Directive
Transcribe the entries below exactly; leave every image out.

(Data entries)
↓

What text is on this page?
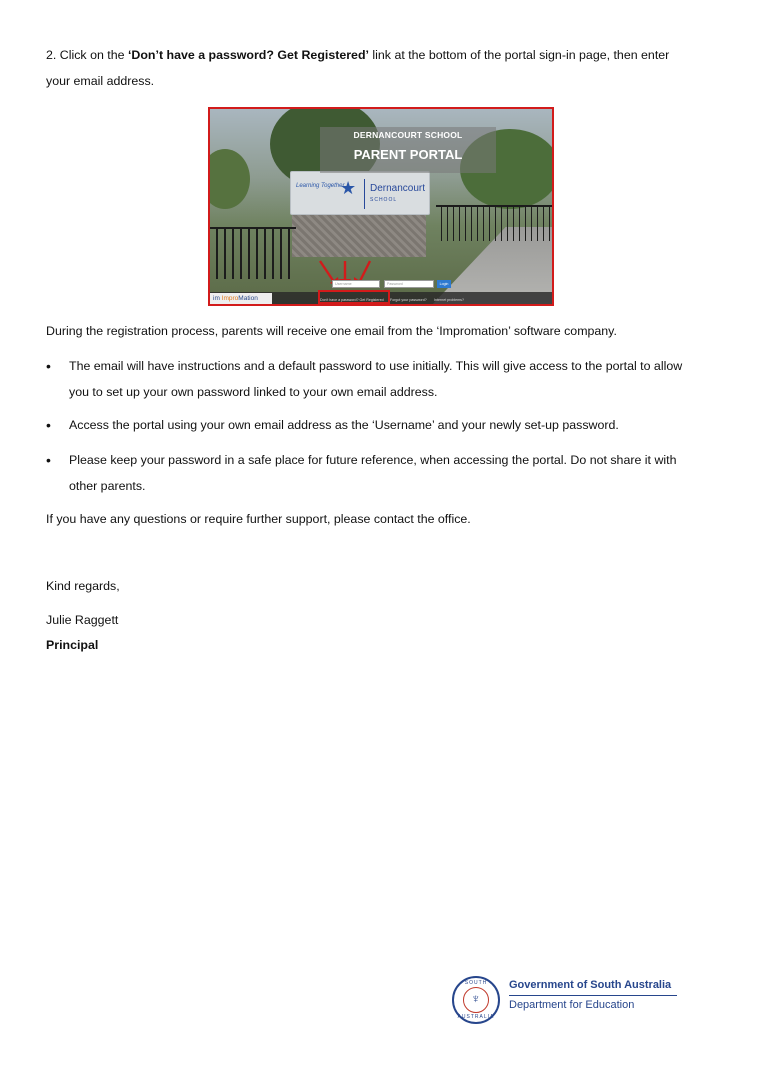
2. Click on the ‘Don’t have a password? Get Registered’ link at the bottom of the portal sign-in page, then enter

your email address.

Learning Together
★ Dernancourt
SCHOOL
DERNANCOURT SCHOOL
PARENT PORTAL
Username	Password	Login
im ImproMation	Don't have a password? Get Registered Forgot your password? Internet problems?

During the registration process, parents will receive one email from the ‘Impromation’ software company.

•	The email will have instructions and a default password to use initially. This will give access to the portal to allow
you to set up your own password linked to your own email address.
•	Access the portal using your own email address as the ‘Username’ and your newly set-up password.
•	Please keep your password in a safe place for future reference, when accessing the portal. Do not share it with
other parents.

If you have any questions or require further support, please contact the office.

Kind regards,

Julie Raggett

Principal

SOUTH
♆
AUSTRALIA
Government of South Australia
Department for Education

↑

Exercise solution
What text is on this page?
2. Click on the ‘Don’t have a password? Get Registered’ link at the bottom of the portal sign-in page, then enter

your email address.

Learning Together
★ Dernancourt
SCHOOL
DERNANCOURT SCHOOL
PARENT PORTAL
Username	Password	Login
im ImproMation	Don't have a password? Get Registered Forgot your password? Internet problems?

During the registration process, parents will receive one email from the ‘Impromation’ software company.

•	The email will have instructions and a default password to use initially. This will give access to the portal to allow
you to set up your own password linked to your own email address.
•	Access the portal using your own email address as the ‘Username’ and your newly set-up password.
•	Please keep your password in a safe place for future reference, when accessing the portal. Do not share it with
other parents.

If you have any questions or require further support, please contact the office.

Kind regards,

Julie Raggett

Principal

SOUTH
♆
AUSTRALIA
Government of South Australia
Department for Education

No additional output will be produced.